> Work to do: How many lines of these entries include the string "might"? State the number alone.
━━━
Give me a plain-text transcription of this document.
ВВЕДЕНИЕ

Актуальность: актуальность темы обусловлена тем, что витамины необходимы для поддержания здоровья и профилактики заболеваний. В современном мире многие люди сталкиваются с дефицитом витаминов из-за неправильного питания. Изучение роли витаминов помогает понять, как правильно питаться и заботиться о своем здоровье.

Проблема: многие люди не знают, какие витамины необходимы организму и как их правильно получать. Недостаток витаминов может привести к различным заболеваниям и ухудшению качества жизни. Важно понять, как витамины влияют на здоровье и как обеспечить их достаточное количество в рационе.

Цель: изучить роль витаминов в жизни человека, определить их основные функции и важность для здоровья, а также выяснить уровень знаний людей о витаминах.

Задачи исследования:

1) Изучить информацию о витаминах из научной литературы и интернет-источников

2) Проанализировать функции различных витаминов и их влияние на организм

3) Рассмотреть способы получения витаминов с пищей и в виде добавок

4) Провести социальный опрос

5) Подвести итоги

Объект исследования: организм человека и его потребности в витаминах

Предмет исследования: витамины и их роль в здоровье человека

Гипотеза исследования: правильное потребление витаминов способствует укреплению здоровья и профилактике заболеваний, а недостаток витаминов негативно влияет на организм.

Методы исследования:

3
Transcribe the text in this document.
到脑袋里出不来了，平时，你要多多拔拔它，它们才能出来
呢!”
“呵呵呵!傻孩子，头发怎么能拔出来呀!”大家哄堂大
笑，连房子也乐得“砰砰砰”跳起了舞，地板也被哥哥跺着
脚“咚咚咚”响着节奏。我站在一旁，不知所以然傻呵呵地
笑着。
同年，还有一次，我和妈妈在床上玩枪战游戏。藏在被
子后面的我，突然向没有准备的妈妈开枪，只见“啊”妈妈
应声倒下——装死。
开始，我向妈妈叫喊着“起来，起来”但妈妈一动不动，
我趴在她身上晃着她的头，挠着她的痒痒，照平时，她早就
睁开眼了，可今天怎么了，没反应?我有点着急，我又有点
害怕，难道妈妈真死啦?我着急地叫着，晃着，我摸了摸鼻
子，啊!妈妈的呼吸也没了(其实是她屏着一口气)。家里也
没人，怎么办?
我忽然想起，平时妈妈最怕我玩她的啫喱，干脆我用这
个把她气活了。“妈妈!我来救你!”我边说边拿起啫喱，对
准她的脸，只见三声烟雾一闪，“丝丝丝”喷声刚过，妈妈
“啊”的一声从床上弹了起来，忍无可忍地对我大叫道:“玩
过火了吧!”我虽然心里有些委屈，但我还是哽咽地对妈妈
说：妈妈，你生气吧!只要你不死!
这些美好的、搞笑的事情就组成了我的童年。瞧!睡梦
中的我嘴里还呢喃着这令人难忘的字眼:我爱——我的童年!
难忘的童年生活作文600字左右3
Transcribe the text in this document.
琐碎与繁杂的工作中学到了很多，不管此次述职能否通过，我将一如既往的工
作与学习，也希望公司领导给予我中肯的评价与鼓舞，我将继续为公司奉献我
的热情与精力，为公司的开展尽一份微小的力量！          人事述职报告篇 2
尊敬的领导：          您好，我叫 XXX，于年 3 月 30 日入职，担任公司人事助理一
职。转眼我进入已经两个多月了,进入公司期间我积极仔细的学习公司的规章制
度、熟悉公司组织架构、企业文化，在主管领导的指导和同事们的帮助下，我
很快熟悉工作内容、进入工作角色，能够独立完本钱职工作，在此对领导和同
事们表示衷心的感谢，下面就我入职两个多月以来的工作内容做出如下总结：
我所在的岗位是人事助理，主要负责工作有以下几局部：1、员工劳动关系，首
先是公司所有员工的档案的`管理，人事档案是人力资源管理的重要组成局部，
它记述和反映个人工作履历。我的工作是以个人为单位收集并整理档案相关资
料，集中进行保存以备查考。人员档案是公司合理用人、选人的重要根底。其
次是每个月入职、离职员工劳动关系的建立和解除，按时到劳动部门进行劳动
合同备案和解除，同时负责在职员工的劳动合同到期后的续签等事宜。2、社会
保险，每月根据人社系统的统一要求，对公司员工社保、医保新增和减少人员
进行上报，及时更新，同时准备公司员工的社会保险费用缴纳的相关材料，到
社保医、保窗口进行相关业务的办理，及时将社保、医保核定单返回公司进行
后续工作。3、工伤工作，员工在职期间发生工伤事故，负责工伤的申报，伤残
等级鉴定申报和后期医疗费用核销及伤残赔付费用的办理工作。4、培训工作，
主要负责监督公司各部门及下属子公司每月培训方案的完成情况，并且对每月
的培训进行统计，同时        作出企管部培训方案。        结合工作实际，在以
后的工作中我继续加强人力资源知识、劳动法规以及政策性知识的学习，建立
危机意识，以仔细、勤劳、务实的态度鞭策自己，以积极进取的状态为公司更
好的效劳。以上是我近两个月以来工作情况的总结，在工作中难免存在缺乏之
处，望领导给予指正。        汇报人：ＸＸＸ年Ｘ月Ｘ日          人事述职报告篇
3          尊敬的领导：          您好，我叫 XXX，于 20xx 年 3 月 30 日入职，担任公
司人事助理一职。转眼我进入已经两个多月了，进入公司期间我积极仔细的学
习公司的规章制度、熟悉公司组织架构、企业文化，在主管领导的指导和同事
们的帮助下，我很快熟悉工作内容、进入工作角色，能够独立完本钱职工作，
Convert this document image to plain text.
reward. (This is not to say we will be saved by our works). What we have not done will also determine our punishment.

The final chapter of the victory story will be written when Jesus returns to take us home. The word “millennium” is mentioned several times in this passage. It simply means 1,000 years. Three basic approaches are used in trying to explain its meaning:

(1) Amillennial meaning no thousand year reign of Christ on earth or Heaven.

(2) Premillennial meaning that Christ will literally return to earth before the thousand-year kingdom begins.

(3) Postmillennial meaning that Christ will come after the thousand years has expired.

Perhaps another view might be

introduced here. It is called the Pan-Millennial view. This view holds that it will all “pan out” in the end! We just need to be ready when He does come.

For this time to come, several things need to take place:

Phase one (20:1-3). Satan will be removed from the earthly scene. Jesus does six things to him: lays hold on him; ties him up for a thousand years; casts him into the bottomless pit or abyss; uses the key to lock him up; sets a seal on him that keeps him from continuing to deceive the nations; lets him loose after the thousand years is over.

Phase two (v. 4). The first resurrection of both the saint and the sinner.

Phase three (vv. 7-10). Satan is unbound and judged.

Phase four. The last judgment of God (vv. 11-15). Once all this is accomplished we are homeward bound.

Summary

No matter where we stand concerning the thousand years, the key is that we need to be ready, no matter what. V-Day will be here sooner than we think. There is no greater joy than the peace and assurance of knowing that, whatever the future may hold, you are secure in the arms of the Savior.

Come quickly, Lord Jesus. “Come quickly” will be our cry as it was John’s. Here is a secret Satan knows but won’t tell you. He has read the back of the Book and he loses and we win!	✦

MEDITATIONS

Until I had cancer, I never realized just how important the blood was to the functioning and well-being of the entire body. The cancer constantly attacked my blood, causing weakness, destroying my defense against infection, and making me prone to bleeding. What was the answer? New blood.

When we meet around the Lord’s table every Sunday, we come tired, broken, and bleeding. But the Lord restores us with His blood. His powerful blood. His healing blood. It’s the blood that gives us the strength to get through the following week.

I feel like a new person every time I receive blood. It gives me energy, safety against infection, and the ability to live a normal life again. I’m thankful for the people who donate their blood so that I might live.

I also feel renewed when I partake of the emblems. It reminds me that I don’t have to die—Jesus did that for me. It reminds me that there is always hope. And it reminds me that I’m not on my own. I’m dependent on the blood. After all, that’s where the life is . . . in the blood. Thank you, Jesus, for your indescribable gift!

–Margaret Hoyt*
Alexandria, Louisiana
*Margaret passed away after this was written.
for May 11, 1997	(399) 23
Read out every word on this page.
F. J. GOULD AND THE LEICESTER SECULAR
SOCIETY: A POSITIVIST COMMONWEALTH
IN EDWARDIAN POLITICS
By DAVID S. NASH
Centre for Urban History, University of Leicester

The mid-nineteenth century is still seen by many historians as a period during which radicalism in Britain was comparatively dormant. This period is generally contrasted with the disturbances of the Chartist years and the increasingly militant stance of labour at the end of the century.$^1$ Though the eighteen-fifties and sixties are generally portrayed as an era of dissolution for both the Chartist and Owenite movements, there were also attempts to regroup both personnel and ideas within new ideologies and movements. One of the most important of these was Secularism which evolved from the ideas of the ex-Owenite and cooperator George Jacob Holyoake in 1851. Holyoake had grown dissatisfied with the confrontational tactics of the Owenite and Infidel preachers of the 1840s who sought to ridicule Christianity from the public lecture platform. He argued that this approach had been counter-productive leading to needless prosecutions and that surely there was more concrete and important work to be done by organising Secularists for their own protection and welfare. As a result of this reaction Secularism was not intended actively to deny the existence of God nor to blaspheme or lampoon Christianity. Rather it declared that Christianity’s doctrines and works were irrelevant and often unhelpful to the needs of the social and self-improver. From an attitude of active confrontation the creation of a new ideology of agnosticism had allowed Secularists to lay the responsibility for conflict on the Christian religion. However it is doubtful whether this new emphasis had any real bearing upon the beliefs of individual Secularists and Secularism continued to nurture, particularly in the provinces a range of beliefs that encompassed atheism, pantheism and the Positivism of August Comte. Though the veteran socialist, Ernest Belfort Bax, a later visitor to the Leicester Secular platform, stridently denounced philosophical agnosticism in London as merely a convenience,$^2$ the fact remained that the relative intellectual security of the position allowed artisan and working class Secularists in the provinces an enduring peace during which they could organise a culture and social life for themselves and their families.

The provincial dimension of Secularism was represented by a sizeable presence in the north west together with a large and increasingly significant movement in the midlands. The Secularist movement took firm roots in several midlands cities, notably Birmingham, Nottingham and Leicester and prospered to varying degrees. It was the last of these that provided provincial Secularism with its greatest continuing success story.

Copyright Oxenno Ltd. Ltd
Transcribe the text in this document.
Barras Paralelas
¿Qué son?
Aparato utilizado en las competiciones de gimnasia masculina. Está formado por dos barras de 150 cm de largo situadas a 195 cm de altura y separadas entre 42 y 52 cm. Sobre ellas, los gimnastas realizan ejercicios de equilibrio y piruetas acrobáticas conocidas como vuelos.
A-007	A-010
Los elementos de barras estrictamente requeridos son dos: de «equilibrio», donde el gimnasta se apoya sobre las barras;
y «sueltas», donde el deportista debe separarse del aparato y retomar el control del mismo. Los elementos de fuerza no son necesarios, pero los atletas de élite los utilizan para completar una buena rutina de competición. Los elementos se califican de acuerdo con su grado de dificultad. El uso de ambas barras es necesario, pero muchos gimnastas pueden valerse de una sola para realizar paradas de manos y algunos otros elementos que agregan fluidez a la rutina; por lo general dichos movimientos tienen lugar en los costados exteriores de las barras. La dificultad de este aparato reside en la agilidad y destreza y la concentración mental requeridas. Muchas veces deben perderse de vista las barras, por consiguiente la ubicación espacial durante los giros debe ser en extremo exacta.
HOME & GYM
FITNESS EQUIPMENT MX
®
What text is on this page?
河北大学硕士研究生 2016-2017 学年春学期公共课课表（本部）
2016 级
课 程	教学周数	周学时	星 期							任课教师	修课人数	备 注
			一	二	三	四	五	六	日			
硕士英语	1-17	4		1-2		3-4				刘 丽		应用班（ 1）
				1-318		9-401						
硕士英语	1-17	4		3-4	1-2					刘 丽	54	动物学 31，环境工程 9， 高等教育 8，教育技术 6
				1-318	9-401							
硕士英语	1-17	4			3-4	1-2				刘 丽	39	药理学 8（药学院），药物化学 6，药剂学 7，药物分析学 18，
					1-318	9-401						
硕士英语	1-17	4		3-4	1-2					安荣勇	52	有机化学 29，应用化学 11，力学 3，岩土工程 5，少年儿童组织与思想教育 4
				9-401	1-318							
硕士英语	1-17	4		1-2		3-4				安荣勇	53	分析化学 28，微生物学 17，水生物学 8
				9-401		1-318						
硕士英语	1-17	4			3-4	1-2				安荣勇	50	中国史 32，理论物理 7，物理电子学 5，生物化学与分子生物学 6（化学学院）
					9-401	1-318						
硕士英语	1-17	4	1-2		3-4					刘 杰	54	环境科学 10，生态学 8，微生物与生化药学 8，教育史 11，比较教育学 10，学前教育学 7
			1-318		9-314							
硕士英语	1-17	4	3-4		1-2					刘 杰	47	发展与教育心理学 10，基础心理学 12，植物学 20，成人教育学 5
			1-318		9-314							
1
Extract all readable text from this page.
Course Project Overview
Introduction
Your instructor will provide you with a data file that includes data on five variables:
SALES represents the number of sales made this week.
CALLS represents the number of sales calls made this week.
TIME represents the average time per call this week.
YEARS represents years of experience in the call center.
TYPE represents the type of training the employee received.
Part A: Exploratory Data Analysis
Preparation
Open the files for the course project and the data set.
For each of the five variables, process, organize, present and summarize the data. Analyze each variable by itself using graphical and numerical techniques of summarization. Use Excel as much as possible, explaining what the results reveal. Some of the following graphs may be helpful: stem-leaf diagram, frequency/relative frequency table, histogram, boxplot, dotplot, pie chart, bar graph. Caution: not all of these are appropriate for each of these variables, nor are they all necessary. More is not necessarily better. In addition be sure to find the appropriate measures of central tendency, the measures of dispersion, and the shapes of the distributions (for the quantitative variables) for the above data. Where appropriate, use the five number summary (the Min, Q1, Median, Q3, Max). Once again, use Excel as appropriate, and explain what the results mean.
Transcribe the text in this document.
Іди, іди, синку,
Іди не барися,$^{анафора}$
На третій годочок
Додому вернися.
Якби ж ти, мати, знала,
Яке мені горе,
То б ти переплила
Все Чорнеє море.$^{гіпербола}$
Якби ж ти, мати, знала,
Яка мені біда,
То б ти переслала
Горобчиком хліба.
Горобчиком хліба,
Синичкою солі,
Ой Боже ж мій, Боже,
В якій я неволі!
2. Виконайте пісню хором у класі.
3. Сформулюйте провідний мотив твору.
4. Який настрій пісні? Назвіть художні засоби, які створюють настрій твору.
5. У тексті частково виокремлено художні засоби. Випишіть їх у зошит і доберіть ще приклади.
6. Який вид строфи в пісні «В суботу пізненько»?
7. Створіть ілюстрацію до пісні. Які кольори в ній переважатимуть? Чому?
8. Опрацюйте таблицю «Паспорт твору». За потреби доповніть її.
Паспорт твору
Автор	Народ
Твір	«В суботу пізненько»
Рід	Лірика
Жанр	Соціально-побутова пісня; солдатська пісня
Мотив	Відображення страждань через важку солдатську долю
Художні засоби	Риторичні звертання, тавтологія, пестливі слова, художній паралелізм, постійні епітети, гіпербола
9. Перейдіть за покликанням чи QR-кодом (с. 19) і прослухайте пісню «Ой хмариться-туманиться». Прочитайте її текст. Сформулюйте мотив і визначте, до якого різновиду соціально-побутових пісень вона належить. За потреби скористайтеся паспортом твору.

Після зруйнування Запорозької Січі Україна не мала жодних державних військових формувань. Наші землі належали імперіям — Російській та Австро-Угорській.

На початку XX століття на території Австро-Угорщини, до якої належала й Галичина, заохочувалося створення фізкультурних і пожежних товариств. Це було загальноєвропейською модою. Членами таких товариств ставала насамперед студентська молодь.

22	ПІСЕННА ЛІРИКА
━━━
> Answer to this exercise: 2